* WHAT THE TASK REQUIRES: In the listing below, count each line containing "microparticles" and answer with the count only.

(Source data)
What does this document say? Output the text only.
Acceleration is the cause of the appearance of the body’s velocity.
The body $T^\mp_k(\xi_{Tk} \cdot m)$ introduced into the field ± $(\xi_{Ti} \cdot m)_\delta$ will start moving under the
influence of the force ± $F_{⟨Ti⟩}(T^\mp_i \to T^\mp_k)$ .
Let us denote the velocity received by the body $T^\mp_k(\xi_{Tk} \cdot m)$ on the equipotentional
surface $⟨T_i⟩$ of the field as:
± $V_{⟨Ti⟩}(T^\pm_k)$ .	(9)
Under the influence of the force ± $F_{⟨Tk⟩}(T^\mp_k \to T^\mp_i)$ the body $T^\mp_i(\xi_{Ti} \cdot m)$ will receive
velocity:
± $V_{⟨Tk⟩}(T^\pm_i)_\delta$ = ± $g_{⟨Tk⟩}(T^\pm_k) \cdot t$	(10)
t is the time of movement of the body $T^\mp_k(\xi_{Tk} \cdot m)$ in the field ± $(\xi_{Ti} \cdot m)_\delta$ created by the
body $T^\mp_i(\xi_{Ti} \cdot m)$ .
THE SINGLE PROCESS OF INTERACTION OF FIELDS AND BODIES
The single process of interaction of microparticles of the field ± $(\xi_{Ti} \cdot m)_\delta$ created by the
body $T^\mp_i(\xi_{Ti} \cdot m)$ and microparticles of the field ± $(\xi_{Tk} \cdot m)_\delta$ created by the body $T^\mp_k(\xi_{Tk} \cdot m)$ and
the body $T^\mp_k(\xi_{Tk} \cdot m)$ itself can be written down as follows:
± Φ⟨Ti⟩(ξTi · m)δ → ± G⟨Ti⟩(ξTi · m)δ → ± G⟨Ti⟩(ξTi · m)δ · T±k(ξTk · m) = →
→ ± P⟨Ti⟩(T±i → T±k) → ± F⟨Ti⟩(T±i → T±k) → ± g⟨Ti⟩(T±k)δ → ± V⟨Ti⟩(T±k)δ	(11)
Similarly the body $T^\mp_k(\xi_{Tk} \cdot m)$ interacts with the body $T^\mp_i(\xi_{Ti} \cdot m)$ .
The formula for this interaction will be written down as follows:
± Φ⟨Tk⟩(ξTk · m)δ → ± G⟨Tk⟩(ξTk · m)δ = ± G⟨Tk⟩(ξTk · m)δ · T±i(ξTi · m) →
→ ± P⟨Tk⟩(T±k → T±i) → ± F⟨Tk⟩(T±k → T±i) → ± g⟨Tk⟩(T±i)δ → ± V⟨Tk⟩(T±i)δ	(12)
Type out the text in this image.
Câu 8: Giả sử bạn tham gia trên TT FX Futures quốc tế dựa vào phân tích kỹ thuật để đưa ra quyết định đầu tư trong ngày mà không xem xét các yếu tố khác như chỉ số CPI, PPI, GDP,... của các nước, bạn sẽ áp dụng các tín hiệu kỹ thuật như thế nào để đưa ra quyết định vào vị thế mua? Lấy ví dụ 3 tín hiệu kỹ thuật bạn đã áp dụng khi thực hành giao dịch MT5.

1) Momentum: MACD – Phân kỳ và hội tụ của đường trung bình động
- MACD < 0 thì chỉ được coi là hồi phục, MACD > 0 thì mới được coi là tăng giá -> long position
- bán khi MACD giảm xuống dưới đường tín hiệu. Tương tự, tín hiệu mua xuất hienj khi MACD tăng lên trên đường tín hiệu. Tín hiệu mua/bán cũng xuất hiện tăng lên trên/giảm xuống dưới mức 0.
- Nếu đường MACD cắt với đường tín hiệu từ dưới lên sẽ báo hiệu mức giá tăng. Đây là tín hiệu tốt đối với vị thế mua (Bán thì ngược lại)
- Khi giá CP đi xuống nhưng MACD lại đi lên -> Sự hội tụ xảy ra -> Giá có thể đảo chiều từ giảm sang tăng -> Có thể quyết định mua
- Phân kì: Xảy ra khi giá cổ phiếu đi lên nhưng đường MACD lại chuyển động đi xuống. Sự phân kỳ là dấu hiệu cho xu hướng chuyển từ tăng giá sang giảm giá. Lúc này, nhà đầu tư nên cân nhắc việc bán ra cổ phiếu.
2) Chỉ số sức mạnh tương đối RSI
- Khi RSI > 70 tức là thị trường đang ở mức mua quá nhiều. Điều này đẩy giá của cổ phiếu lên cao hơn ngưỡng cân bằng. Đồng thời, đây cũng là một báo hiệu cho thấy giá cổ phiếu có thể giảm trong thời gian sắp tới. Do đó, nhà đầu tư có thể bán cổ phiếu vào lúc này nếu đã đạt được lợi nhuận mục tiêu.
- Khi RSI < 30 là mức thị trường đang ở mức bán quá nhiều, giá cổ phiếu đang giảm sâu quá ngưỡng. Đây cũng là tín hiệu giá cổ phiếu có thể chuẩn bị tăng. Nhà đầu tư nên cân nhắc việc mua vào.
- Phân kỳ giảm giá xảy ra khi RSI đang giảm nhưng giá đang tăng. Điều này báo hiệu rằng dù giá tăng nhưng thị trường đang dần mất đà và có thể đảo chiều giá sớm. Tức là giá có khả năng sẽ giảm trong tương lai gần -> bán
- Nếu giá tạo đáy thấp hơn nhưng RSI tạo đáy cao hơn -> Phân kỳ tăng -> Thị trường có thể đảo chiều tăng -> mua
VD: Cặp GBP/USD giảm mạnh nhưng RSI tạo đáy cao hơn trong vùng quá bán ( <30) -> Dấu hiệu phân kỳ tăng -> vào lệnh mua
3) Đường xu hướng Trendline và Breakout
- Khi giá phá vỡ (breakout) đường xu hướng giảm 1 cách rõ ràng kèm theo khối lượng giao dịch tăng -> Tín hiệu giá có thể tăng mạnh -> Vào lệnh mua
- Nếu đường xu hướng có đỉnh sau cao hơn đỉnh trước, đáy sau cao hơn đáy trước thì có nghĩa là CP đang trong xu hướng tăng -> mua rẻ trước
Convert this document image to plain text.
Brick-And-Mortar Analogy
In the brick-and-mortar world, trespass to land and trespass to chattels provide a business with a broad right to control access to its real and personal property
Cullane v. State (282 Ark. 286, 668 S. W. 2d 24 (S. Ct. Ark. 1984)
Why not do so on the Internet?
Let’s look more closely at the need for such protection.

* WORKED ANSWER: 2